◆ EXERCISE GOAL
Extract each line of the material that follows exactly and omit its pictures.

◆ GIVEN DATA
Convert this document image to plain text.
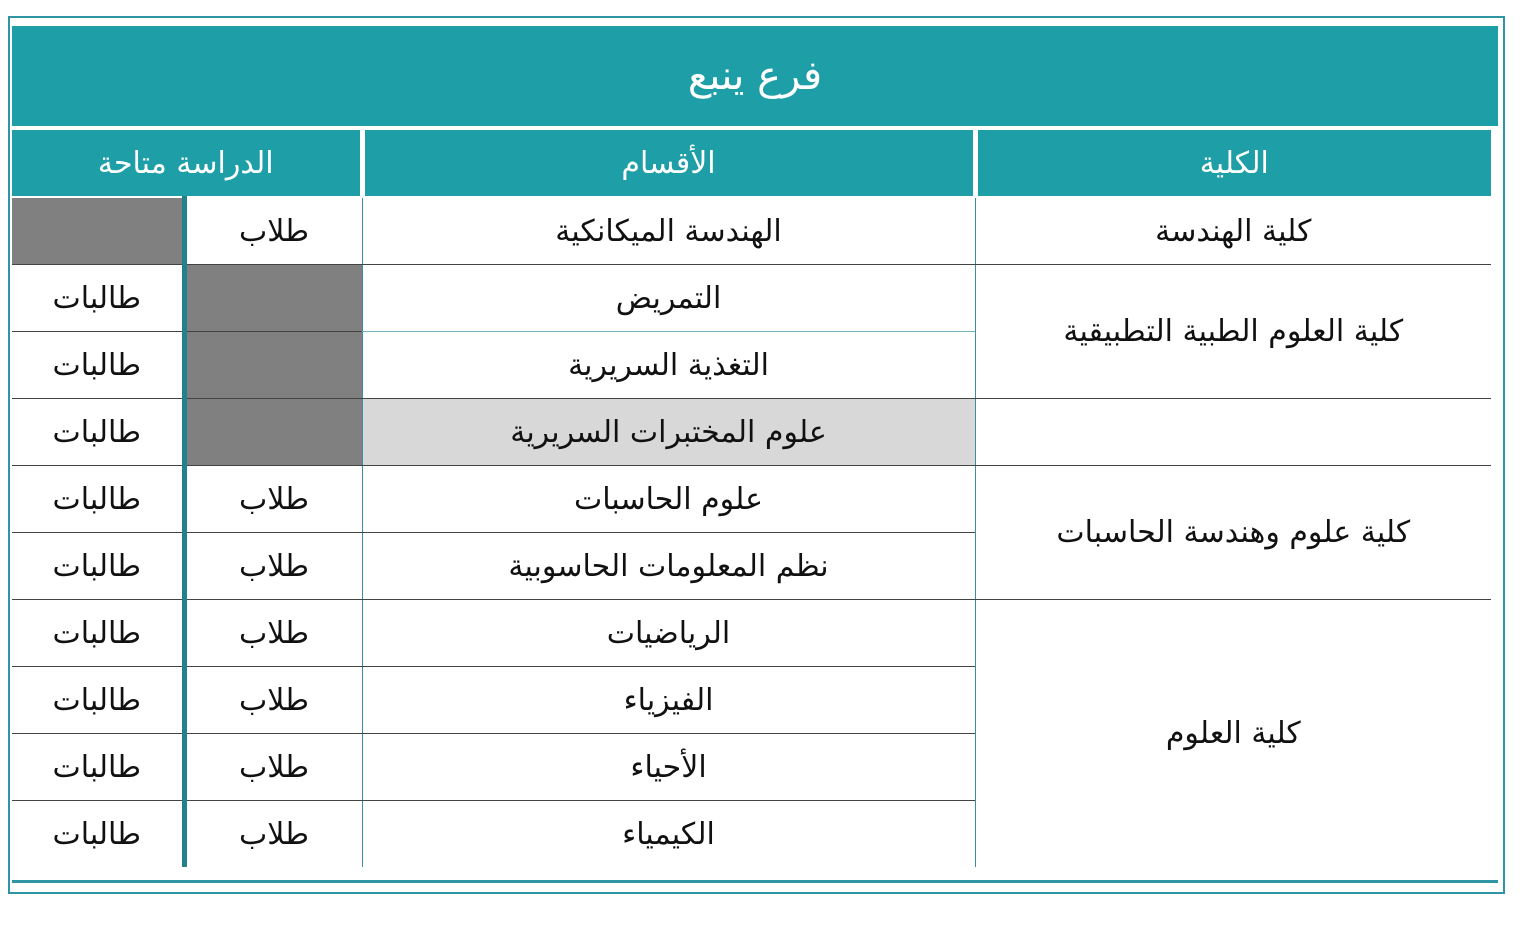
فرع ينبع
الكلية	الأقسام	الدراسة متاحة	
كلية الهندسة	الهندسة الميكانكية	طلاب	
كلية العلوم الطبية التطبيقية	التمريض		طالبات
	التغذية السريرية		طالبات
	علوم المختبرات السريرية		طالبات
كلية علوم وهندسة الحاسبات	علوم الحاسبات	طلاب	طالبات
	نظم المعلومات الحاسوبية	طلاب	طالبات
كلية العلوم	الرياضيات	طلاب	طالبات
	الفيزياء	طلاب	طالبات
	الأحياء	طلاب	طالبات
	الكيمياء	طلاب	طالبات
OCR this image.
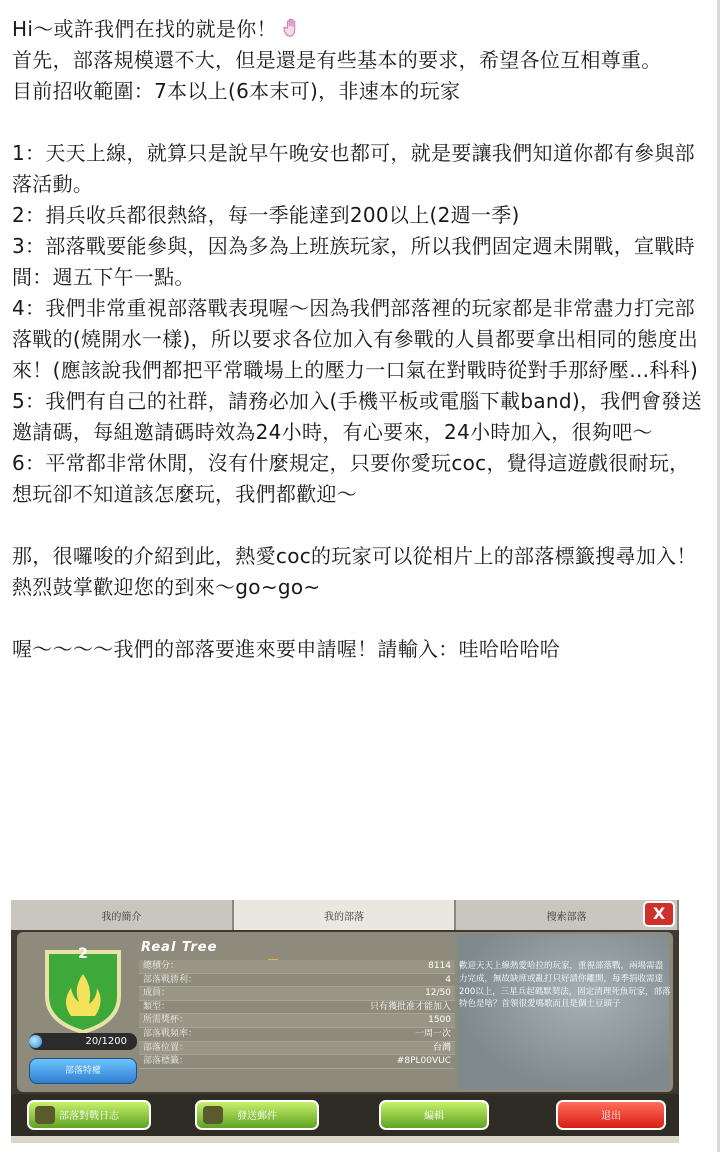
Hi～或許我們在找的就是你！

首先，部落規模還不大，但是還是有些基本的要求，希望各位互相尊重。

目前招收範圍：7本以上(6本末可)，非速本的玩家

1：天天上線，就算只是說早午晚安也都可，就是要讓我們知道你都有參與部落活動。

2：捐兵收兵都很熱絡，每一季能達到200以上(2週一季)

3：部落戰要能參與，因為多為上班族玩家，所以我們固定週未開戰，宣戰時間：週五下午一點。

4：我們非常重視部落戰表現喔～因為我們部落裡的玩家都是非常盡力打完部落戰的(燒開水一樣)，所以要求各位加入有參戰的人員都要拿出相同的態度出來！(應該說我們都把平常職場上的壓力一口氣在對戰時從對手那紓壓…科科)

5：我們有自己的社群，請務必加入(手機平板或電腦下載band)，我們會發送邀請碼，每組邀請碼時效為24小時，有心要來，24小時加入，很夠吧～

6：平常都非常休閒，沒有什麼規定，只要你愛玩coc，覺得這遊戲很耐玩，想玩卻不知道該怎麼玩，我們都歡迎～

那，很囉唆的介紹到此，熱愛coc的玩家可以從相片上的部落標籤搜尋加入！熱烈鼓掌歡迎您的到來～go~go~

喔～～～～我們的部落要進來要申請喔！請輸入：哇哈哈哈哈

我的簡介	我的部落	搜索部落	X
2	Real Tree
總積分：	8114
部落戰勝利：	4
成員：	12/50
類型：	只有獲批准才能加入
所需獎杯：	1500
部落戰頻率：	一周一次
部落位置：	台灣
部落標籤：	#8PL00VUC
歡迎天天上線熱愛哈拉的玩家，重視部落戰，兩場需盡力完成，無故缺席或亂打只好請你離開，每季捐收需達200以上，三星兵起碼默契法，固定清理死魚玩家，部落特色是啥？首領很愛嗎歌而且是個土豆頭子
20/1200
部落特權
部落對戰日志	發送郵件	編輯	退出
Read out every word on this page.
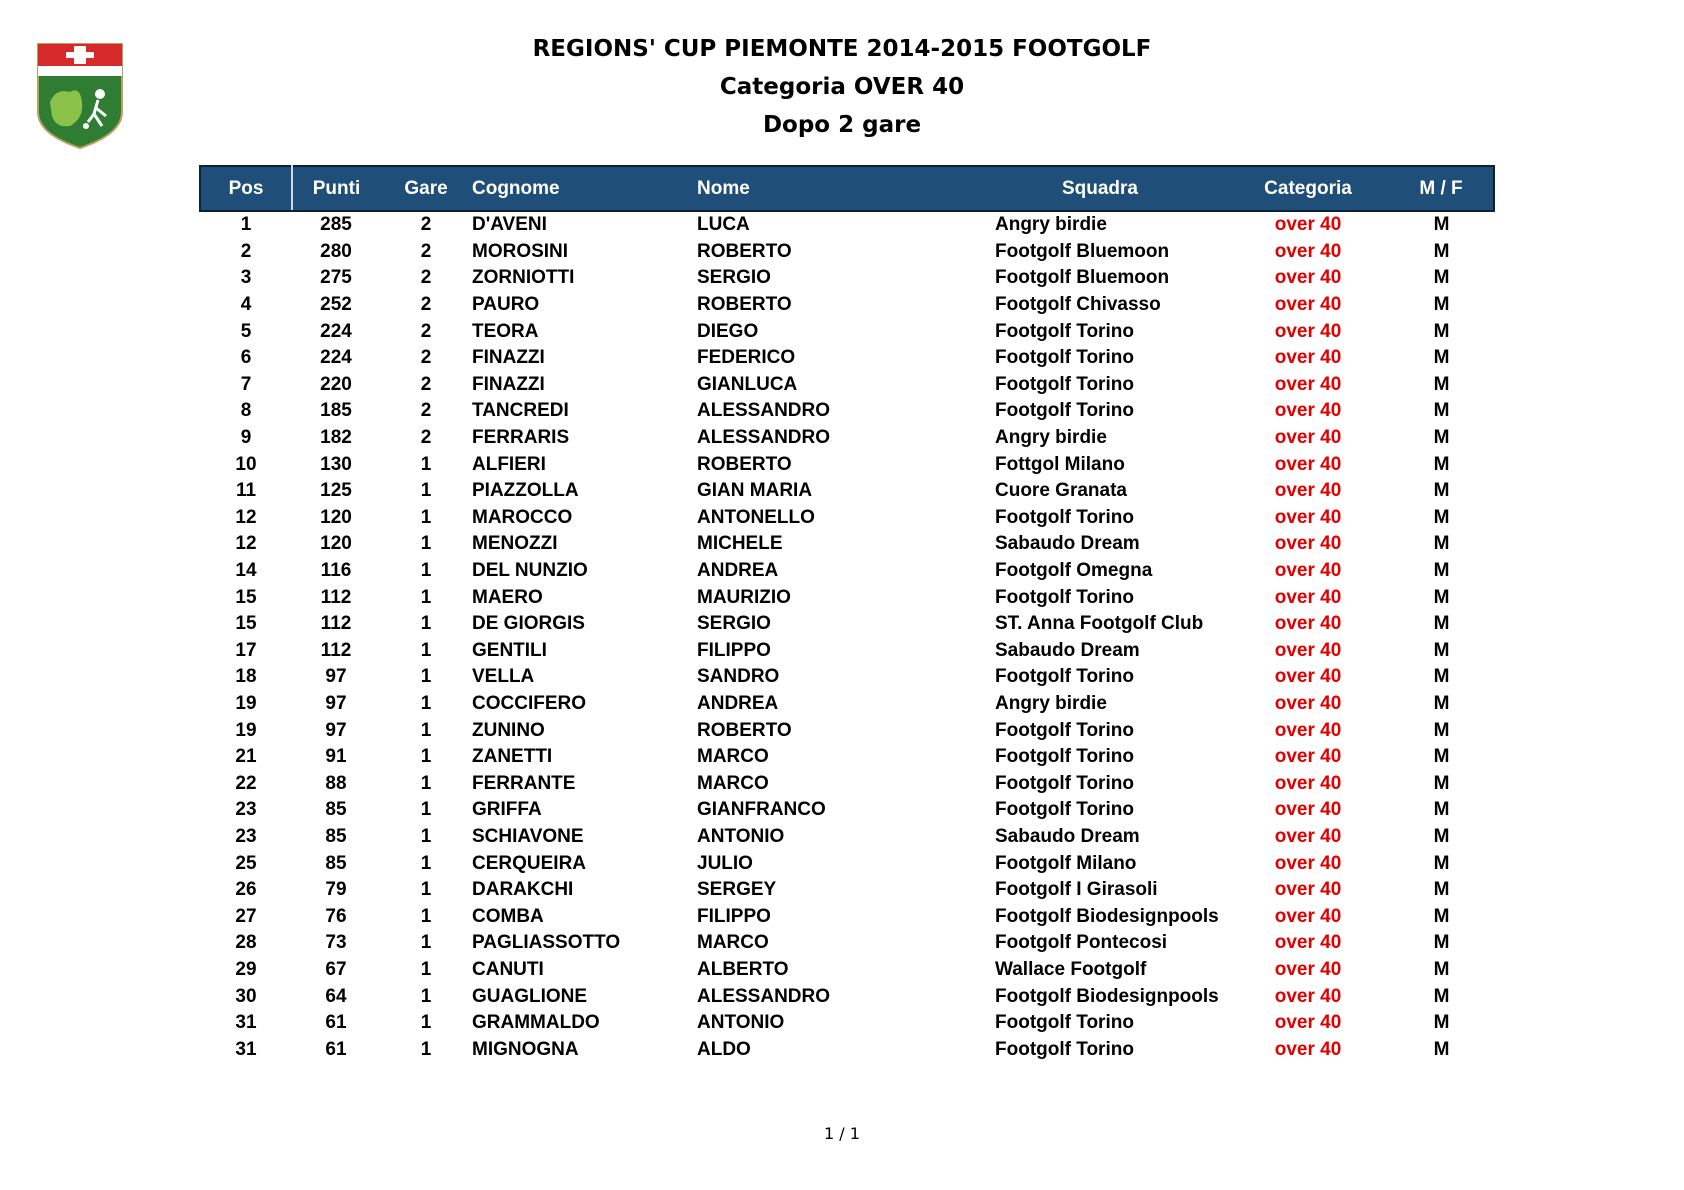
REGIONS' CUP PIEMONTE 2014-2015 FOOTGOLF
Categoria OVER 40
Dopo 2 gare
Pos	Punti	Gare	Cognome	Nome	Squadra	Categoria	M / F
1	285	2	D'AVENI	LUCA	Angry birdie	over 40	M
2	280	2	MOROSINI	ROBERTO	Footgolf Bluemoon	over 40	M
3	275	2	ZORNIOTTI	SERGIO	Footgolf Bluemoon	over 40	M
4	252	2	PAURO	ROBERTO	Footgolf Chivasso	over 40	M
5	224	2	TEORA	DIEGO	Footgolf Torino	over 40	M
6	224	2	FINAZZI	FEDERICO	Footgolf Torino	over 40	M
7	220	2	FINAZZI	GIANLUCA	Footgolf Torino	over 40	M
8	185	2	TANCREDI	ALESSANDRO	Footgolf Torino	over 40	M
9	182	2	FERRARIS	ALESSANDRO	Angry birdie	over 40	M
10	130	1	ALFIERI	ROBERTO	Fottgol Milano	over 40	M
11	125	1	PIAZZOLLA	GIAN MARIA	Cuore Granata	over 40	M
12	120	1	MAROCCO	ANTONELLO	Footgolf Torino	over 40	M
12	120	1	MENOZZI	MICHELE	Sabaudo Dream	over 40	M
14	116	1	DEL NUNZIO	ANDREA	Footgolf Omegna	over 40	M
15	112	1	MAERO	MAURIZIO	Footgolf Torino	over 40	M
15	112	1	DE GIORGIS	SERGIO	ST. Anna Footgolf Club	over 40	M
17	112	1	GENTILI	FILIPPO	Sabaudo Dream	over 40	M
18	97	1	VELLA	SANDRO	Footgolf Torino	over 40	M
19	97	1	COCCIFERO	ANDREA	Angry birdie	over 40	M
19	97	1	ZUNINO	ROBERTO	Footgolf Torino	over 40	M
21	91	1	ZANETTI	MARCO	Footgolf Torino	over 40	M
22	88	1	FERRANTE	MARCO	Footgolf Torino	over 40	M
23	85	1	GRIFFA	GIANFRANCO	Footgolf Torino	over 40	M
23	85	1	SCHIAVONE	ANTONIO	Sabaudo Dream	over 40	M
25	85	1	CERQUEIRA	JULIO	Footgolf Milano	over 40	M
26	79	1	DARAKCHI	SERGEY	Footgolf I Girasoli	over 40	M
27	76	1	COMBA	FILIPPO	Footgolf Biodesignpools	over 40	M
28	73	1	PAGLIASSOTTO	MARCO	Footgolf Pontecosi	over 40	M
29	67	1	CANUTI	ALBERTO	Wallace Footgolf	over 40	M
30	64	1	GUAGLIONE	ALESSANDRO	Footgolf Biodesignpools	over 40	M
31	61	1	GRAMMALDO	ANTONIO	Footgolf Torino	over 40	M
31	61	1	MIGNOGNA	ALDO	Footgolf Torino	over 40	M
1 / 1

◆ TASK ANSWER
Convert this document image to plain text.
فرع ينبع
الكلية	الأقسام	الدراسة متاحة	
كلية الهندسة	الهندسة الميكانكية	طلاب	
كلية العلوم الطبية التطبيقية	التمريض		طالبات
	التغذية السريرية		طالبات
	علوم المختبرات السريرية		طالبات
كلية علوم وهندسة الحاسبات	علوم الحاسبات	طلاب	طالبات
	نظم المعلومات الحاسوبية	طلاب	طالبات
كلية العلوم	الرياضيات	طلاب	طالبات
	الفيزياء	طلاب	طالبات
	الأحياء	طلاب	طالبات
	الكيمياء	طلاب	طالبات
OCR this image.
Hi～或許我們在找的就是你！

首先，部落規模還不大，但是還是有些基本的要求，希望各位互相尊重。

目前招收範圍：7本以上(6本末可)，非速本的玩家

1：天天上線，就算只是說早午晚安也都可，就是要讓我們知道你都有參與部落活動。

2：捐兵收兵都很熱絡，每一季能達到200以上(2週一季)

3：部落戰要能參與，因為多為上班族玩家，所以我們固定週未開戰，宣戰時間：週五下午一點。

4：我們非常重視部落戰表現喔～因為我們部落裡的玩家都是非常盡力打完部落戰的(燒開水一樣)，所以要求各位加入有參戰的人員都要拿出相同的態度出來！(應該說我們都把平常職場上的壓力一口氣在對戰時從對手那紓壓…科科)

5：我們有自己的社群，請務必加入(手機平板或電腦下載band)，我們會發送邀請碼，每組邀請碼時效為24小時，有心要來，24小時加入，很夠吧～

6：平常都非常休閒，沒有什麼規定，只要你愛玩coc，覺得這遊戲很耐玩，想玩卻不知道該怎麼玩，我們都歡迎～

那，很囉唆的介紹到此，熱愛coc的玩家可以從相片上的部落標籤搜尋加入！熱烈鼓掌歡迎您的到來～go~go~

喔～～～～我們的部落要進來要申請喔！請輸入：哇哈哈哈哈

我的簡介	我的部落	搜索部落	X
2	Real Tree
總積分：	8114
部落戰勝利：	4
成員：	12/50
類型：	只有獲批准才能加入
所需獎杯：	1500
部落戰頻率：	一周一次
部落位置：	台灣
部落標籤：	#8PL00VUC
歡迎天天上線熱愛哈拉的玩家，重視部落戰，兩場需盡力完成，無故缺席或亂打只好請你離開，每季捐收需達200以上，三星兵起碼默契法，固定清理死魚玩家，部落特色是啥？首領很愛嗎歌而且是個土豆頭子
20/1200
部落特權
部落對戰日志	發送郵件	編輯	退出
Read out every word on this page.
REGIONS' CUP PIEMONTE 2014-2015 FOOTGOLF
Categoria OVER 40
Dopo 2 gare
Pos	Punti	Gare	Cognome	Nome	Squadra	Categoria	M / F
1	285	2	D'AVENI	LUCA	Angry birdie	over 40	M
2	280	2	MOROSINI	ROBERTO	Footgolf Bluemoon	over 40	M
3	275	2	ZORNIOTTI	SERGIO	Footgolf Bluemoon	over 40	M
4	252	2	PAURO	ROBERTO	Footgolf Chivasso	over 40	M
5	224	2	TEORA	DIEGO	Footgolf Torino	over 40	M
6	224	2	FINAZZI	FEDERICO	Footgolf Torino	over 40	M
7	220	2	FINAZZI	GIANLUCA	Footgolf Torino	over 40	M
8	185	2	TANCREDI	ALESSANDRO	Footgolf Torino	over 40	M
9	182	2	FERRARIS	ALESSANDRO	Angry birdie	over 40	M
10	130	1	ALFIERI	ROBERTO	Fottgol Milano	over 40	M
11	125	1	PIAZZOLLA	GIAN MARIA	Cuore Granata	over 40	M
12	120	1	MAROCCO	ANTONELLO	Footgolf Torino	over 40	M
12	120	1	MENOZZI	MICHELE	Sabaudo Dream	over 40	M
14	116	1	DEL NUNZIO	ANDREA	Footgolf Omegna	over 40	M
15	112	1	MAERO	MAURIZIO	Footgolf Torino	over 40	M
15	112	1	DE GIORGIS	SERGIO	ST. Anna Footgolf Club	over 40	M
17	112	1	GENTILI	FILIPPO	Sabaudo Dream	over 40	M
18	97	1	VELLA	SANDRO	Footgolf Torino	over 40	M
19	97	1	COCCIFERO	ANDREA	Angry birdie	over 40	M
19	97	1	ZUNINO	ROBERTO	Footgolf Torino	over 40	M
21	91	1	ZANETTI	MARCO	Footgolf Torino	over 40	M
22	88	1	FERRANTE	MARCO	Footgolf Torino	over 40	M
23	85	1	GRIFFA	GIANFRANCO	Footgolf Torino	over 40	M
23	85	1	SCHIAVONE	ANTONIO	Sabaudo Dream	over 40	M
25	85	1	CERQUEIRA	JULIO	Footgolf Milano	over 40	M
26	79	1	DARAKCHI	SERGEY	Footgolf I Girasoli	over 40	M
27	76	1	COMBA	FILIPPO	Footgolf Biodesignpools	over 40	M
28	73	1	PAGLIASSOTTO	MARCO	Footgolf Pontecosi	over 40	M
29	67	1	CANUTI	ALBERTO	Wallace Footgolf	over 40	M
30	64	1	GUAGLIONE	ALESSANDRO	Footgolf Biodesignpools	over 40	M
31	61	1	GRAMMALDO	ANTONIO	Footgolf Torino	over 40	M
31	61	1	MIGNOGNA	ALDO	Footgolf Torino	over 40	M
1 / 1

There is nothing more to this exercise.